[Dataset records]:
========================================================================

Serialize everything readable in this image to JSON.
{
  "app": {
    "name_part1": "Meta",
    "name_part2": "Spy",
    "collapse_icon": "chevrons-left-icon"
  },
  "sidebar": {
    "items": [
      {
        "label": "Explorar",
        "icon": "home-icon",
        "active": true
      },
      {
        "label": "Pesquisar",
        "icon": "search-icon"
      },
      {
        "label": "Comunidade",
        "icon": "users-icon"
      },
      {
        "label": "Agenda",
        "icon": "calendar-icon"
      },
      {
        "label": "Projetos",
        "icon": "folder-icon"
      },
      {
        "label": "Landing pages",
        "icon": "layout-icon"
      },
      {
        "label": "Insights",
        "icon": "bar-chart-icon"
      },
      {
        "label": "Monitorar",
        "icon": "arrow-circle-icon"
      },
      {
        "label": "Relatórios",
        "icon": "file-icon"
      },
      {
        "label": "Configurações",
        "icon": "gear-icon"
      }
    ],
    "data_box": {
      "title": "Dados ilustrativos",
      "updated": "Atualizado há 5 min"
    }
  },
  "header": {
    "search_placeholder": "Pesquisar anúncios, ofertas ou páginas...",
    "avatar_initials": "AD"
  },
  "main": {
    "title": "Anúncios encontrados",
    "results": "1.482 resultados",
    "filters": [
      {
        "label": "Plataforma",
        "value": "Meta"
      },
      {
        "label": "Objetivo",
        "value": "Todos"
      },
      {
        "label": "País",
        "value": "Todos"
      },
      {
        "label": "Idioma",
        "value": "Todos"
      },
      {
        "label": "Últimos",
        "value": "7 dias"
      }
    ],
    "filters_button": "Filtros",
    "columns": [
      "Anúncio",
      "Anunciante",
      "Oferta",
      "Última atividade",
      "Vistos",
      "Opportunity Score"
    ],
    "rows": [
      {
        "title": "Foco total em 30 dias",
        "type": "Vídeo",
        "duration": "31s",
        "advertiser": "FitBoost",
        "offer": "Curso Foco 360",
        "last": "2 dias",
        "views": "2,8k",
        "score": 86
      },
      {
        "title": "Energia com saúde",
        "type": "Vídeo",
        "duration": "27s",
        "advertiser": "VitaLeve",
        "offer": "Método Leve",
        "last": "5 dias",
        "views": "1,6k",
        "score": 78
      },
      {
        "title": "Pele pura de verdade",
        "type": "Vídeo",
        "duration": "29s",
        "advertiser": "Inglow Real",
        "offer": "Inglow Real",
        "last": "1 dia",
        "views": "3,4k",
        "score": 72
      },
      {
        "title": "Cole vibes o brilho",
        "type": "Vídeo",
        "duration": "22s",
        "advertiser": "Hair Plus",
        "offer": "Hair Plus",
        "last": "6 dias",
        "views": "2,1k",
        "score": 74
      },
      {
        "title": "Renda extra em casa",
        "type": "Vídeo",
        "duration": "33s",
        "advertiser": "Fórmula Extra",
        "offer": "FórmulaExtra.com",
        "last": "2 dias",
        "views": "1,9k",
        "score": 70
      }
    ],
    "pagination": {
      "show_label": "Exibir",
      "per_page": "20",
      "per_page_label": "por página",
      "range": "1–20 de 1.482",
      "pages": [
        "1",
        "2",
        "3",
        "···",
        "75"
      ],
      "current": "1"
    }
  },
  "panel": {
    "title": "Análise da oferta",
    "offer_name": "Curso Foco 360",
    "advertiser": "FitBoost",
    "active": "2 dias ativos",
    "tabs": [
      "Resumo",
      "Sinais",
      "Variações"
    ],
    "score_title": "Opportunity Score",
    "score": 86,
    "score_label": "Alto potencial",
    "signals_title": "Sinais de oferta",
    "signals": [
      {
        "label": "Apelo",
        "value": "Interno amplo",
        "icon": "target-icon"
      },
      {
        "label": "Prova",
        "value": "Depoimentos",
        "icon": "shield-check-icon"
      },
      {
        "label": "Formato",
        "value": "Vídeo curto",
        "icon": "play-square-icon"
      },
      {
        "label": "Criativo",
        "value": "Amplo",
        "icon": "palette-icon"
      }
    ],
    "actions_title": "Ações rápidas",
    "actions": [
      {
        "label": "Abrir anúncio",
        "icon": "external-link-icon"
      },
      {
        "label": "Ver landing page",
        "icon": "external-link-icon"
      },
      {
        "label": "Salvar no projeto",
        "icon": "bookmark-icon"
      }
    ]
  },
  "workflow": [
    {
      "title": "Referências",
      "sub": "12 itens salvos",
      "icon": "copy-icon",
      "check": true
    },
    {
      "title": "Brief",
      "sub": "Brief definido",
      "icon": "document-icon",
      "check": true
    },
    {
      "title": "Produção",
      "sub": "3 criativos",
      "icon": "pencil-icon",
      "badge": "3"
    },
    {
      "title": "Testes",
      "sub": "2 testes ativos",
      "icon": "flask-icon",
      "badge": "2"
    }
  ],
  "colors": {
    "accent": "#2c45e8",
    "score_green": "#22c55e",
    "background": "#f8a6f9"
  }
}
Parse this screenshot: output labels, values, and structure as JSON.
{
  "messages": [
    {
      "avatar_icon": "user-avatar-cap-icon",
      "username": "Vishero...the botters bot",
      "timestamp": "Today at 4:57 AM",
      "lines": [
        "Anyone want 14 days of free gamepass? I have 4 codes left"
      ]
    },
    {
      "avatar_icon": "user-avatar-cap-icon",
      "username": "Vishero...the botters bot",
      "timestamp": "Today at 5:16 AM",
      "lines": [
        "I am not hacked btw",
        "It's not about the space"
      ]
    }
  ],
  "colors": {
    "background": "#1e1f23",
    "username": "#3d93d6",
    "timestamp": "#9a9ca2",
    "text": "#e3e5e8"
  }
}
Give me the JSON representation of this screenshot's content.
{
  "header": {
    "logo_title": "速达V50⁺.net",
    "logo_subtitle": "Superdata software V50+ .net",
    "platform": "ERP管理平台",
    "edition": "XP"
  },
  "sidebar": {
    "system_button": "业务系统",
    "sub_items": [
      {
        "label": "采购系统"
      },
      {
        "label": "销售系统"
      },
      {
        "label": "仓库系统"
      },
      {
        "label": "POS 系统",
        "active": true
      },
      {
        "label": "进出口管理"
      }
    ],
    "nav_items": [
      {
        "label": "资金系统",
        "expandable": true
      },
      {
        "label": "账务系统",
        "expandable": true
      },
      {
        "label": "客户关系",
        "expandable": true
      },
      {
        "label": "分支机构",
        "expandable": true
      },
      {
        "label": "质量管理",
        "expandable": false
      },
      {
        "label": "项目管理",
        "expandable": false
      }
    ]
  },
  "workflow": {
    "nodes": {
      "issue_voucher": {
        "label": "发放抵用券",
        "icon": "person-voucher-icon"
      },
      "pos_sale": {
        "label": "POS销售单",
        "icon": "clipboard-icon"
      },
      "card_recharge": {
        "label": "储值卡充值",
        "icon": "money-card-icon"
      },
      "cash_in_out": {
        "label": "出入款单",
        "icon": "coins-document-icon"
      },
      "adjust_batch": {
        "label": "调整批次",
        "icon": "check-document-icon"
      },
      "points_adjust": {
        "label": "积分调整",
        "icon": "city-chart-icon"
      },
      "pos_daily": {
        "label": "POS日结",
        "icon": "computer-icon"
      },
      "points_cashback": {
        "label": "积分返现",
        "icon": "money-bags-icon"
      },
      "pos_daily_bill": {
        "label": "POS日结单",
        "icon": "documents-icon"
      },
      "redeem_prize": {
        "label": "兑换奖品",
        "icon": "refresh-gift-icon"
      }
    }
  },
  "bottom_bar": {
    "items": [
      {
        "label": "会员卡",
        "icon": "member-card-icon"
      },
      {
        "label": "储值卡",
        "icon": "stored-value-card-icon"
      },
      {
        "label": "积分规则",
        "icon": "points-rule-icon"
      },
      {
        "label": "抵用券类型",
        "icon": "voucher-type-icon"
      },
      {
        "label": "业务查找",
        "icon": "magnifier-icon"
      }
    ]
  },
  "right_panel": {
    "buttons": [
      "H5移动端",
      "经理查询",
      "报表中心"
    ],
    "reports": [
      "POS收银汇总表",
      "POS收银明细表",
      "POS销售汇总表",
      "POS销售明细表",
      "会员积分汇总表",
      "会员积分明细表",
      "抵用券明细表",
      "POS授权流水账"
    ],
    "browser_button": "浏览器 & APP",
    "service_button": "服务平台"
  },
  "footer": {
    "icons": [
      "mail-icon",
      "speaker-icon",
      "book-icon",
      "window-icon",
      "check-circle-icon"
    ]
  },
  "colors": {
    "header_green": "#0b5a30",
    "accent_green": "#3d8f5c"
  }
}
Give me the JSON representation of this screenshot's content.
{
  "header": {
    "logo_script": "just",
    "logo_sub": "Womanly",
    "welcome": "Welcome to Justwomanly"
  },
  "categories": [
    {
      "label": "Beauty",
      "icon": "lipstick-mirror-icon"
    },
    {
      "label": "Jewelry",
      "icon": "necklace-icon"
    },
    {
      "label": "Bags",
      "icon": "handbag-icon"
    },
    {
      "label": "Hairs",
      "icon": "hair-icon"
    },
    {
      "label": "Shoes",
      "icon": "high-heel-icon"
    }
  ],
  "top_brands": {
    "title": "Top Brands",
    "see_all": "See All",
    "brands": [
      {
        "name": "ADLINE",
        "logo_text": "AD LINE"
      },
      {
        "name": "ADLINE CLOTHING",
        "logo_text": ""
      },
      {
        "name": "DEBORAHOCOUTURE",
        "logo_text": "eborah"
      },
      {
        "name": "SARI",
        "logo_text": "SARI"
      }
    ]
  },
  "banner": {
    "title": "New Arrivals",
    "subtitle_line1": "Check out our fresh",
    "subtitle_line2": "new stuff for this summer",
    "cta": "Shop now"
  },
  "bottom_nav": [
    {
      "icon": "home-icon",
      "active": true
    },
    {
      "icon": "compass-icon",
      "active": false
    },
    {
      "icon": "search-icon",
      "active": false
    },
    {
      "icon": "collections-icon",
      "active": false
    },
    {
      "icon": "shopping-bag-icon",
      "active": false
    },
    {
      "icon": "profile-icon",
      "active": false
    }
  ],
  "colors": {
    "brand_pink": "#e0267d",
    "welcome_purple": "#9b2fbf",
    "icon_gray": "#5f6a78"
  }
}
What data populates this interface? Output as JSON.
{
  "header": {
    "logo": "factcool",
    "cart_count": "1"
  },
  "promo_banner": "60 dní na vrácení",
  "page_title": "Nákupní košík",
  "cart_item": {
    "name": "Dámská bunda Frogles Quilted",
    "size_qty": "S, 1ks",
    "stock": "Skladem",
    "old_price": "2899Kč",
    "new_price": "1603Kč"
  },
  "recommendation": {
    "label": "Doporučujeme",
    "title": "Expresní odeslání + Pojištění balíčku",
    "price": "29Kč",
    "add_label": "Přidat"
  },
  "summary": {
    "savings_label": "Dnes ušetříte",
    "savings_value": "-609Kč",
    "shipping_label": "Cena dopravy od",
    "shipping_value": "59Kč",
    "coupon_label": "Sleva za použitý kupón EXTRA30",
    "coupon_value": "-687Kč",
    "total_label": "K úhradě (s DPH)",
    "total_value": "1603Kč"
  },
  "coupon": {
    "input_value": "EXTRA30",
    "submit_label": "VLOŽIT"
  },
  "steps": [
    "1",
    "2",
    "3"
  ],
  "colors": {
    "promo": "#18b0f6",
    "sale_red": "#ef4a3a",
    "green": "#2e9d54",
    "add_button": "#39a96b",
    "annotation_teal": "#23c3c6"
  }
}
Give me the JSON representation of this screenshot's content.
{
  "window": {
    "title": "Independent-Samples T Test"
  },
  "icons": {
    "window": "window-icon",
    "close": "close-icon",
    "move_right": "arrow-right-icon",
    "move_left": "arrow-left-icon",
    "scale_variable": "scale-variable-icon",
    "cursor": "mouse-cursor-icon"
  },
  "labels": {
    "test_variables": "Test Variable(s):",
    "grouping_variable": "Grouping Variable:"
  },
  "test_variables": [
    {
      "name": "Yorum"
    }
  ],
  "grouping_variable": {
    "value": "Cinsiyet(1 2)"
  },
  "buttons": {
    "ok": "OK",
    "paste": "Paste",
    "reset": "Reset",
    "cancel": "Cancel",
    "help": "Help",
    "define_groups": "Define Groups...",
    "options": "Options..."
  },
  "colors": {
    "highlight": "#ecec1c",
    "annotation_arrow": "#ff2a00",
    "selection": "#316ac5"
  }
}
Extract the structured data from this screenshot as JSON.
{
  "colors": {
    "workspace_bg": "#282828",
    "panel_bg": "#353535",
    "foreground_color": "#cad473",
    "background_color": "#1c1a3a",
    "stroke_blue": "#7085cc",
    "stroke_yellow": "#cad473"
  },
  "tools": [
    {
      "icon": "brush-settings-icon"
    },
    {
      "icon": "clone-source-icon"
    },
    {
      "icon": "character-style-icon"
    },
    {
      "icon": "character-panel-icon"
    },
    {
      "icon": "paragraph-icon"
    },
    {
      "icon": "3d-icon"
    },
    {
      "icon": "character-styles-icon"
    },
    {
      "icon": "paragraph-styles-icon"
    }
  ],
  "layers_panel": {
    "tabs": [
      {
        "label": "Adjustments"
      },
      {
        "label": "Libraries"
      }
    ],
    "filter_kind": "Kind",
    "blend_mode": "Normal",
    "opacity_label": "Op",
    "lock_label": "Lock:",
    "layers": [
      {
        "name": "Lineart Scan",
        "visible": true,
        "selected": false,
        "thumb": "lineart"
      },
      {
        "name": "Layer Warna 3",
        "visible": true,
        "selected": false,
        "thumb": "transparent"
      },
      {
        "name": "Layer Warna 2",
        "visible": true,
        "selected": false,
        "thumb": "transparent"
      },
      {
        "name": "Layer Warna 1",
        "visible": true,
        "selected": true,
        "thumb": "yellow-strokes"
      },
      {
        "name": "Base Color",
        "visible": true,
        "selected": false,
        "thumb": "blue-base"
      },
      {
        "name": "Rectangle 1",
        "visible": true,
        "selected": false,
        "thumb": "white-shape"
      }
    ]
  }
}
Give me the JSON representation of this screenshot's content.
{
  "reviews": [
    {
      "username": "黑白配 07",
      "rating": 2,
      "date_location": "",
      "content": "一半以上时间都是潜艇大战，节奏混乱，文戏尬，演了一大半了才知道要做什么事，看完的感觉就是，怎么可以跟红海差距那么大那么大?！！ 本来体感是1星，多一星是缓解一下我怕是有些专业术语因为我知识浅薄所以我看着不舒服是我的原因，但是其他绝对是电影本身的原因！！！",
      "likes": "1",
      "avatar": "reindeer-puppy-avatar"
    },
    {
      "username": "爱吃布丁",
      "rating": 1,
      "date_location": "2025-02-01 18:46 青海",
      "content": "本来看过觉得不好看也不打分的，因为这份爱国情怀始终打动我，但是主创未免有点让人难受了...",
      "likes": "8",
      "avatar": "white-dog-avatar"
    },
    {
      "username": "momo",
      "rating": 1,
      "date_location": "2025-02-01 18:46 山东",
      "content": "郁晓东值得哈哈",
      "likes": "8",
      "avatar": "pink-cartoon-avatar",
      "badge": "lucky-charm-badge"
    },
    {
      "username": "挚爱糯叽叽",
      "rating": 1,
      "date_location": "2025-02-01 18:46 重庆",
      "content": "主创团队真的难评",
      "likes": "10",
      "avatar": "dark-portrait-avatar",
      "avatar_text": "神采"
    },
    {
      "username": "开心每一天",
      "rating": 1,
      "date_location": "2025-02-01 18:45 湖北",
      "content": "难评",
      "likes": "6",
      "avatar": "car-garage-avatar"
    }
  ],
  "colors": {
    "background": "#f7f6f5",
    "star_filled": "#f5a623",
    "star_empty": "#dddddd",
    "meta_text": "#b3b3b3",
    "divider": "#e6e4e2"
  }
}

========================================================================

Look for the word "advertiser" in every line of the listing and copy the lines that have it.

[RESPONSE TO THE EXERCISE]:
        "advertiser": "FitBoost",
        "advertiser": "VitaLeve",
        "advertiser": "Inglow Real",
        "advertiser": "Hair Plus",
        "advertiser": "Fórmula Extra",
    "advertiser": "FitBoost",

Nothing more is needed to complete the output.